**PROBLEM**
Starting at the line that contains "What data populates", copy each line through the end of the listing below. Include both ends and output nothing more.

Records
'''
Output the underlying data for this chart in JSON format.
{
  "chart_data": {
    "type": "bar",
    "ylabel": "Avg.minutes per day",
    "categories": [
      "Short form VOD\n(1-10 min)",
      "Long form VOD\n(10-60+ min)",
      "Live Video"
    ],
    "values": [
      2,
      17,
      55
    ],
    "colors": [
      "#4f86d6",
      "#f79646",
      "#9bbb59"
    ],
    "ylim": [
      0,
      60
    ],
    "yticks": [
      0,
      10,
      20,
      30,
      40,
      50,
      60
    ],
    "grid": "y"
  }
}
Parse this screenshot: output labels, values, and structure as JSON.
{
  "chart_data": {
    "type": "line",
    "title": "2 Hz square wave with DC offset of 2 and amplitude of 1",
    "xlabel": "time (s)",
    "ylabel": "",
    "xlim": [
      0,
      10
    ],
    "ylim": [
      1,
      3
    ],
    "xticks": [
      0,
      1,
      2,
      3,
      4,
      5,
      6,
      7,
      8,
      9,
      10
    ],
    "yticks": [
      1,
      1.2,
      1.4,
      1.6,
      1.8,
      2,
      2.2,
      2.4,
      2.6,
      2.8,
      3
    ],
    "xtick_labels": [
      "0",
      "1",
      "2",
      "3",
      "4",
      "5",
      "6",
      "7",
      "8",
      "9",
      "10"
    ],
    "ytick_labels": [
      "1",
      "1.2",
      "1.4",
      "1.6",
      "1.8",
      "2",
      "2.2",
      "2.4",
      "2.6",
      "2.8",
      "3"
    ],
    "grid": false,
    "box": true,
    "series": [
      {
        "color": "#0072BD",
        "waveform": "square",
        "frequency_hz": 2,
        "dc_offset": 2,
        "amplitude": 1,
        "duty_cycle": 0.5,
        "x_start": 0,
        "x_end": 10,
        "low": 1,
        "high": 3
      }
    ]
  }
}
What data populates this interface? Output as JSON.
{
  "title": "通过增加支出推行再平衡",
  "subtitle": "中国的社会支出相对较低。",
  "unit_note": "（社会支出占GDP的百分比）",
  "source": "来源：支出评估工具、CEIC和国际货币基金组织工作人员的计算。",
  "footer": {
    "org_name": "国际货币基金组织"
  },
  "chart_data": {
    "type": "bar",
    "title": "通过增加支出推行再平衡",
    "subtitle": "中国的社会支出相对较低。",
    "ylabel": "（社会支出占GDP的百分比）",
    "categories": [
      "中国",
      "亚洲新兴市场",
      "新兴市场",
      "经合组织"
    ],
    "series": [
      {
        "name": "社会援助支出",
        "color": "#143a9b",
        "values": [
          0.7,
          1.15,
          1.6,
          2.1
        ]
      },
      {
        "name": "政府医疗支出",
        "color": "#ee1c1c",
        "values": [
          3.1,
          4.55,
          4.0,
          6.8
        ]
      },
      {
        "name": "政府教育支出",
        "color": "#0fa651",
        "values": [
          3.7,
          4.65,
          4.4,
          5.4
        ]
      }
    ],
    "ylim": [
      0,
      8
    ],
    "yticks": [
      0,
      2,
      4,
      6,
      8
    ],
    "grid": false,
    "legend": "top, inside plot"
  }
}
'''
**RESPONSE TO THE TASK**
What data populates this interface? Output as JSON.
{
  "title": "通过增加支出推行再平衡",
  "subtitle": "中国的社会支出相对较低。",
  "unit_note": "（社会支出占GDP的百分比）",
  "source": "来源：支出评估工具、CEIC和国际货币基金组织工作人员的计算。",
  "footer": {
    "org_name": "国际货币基金组织"
  },
  "chart_data": {
    "type": "bar",
    "title": "通过增加支出推行再平衡",
    "subtitle": "中国的社会支出相对较低。",
    "ylabel": "（社会支出占GDP的百分比）",
    "categories": [
      "中国",
      "亚洲新兴市场",
      "新兴市场",
      "经合组织"
    ],
    "series": [
      {
        "name": "社会援助支出",
        "color": "#143a9b",
        "values": [
          0.7,
          1.15,
          1.6,
          2.1
        ]
      },
      {
        "name": "政府医疗支出",
        "color": "#ee1c1c",
        "values": [
          3.1,
          4.55,
          4.0,
          6.8
        ]
      },
      {
        "name": "政府教育支出",
        "color": "#0fa651",
        "values": [
          3.7,
          4.65,
          4.4,
          5.4
        ]
      }
    ],
    "ylim": [
      0,
      8
    ],
    "yticks": [
      0,
      2,
      4,
      6,
      8
    ],
    "grid": false,
    "legend": "top, inside plot"
  }
}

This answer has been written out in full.